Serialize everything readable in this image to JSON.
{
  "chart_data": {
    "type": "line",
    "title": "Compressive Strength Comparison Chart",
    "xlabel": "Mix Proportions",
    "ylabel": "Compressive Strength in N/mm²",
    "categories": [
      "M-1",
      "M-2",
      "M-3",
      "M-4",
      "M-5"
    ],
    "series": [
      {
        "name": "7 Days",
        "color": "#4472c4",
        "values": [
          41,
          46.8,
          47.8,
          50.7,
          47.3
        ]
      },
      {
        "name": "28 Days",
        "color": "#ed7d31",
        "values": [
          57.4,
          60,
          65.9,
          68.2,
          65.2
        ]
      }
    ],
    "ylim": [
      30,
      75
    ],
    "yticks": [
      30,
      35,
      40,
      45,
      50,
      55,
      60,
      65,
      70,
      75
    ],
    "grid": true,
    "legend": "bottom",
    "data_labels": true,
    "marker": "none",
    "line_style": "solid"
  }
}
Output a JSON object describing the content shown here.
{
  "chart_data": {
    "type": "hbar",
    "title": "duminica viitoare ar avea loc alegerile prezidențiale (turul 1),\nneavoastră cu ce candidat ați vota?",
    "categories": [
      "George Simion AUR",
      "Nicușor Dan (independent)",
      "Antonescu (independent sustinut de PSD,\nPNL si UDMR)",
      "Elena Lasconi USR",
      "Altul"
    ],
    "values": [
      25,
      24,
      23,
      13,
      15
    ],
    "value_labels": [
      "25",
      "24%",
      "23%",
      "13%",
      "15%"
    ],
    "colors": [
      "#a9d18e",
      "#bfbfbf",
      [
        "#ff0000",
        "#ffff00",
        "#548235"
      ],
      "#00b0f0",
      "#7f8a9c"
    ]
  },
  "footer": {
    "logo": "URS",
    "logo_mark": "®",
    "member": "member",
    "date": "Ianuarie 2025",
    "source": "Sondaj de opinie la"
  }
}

• • • • •

> [Short task]: Exactly and only the lines from the one containing "Output a JSON" through the end of the material are to be reproduced, both ends included.

> [Expected output]:
Output a JSON object describing the content shown here.
{
  "chart_data": {
    "type": "hbar",
    "title": "duminica viitoare ar avea loc alegerile prezidențiale (turul 1),\nneavoastră cu ce candidat ați vota?",
    "categories": [
      "George Simion AUR",
      "Nicușor Dan (independent)",
      "Antonescu (independent sustinut de PSD,\nPNL si UDMR)",
      "Elena Lasconi USR",
      "Altul"
    ],
    "values": [
      25,
      24,
      23,
      13,
      15
    ],
    "value_labels": [
      "25",
      "24%",
      "23%",
      "13%",
      "15%"
    ],
    "colors": [
      "#a9d18e",
      "#bfbfbf",
      [
        "#ff0000",
        "#ffff00",
        "#548235"
      ],
      "#00b0f0",
      "#7f8a9c"
    ]
  },
  "footer": {
    "logo": "URS",
    "logo_mark": "®",
    "member": "member",
    "date": "Ianuarie 2025",
    "source": "Sondaj de opinie la"
  }
}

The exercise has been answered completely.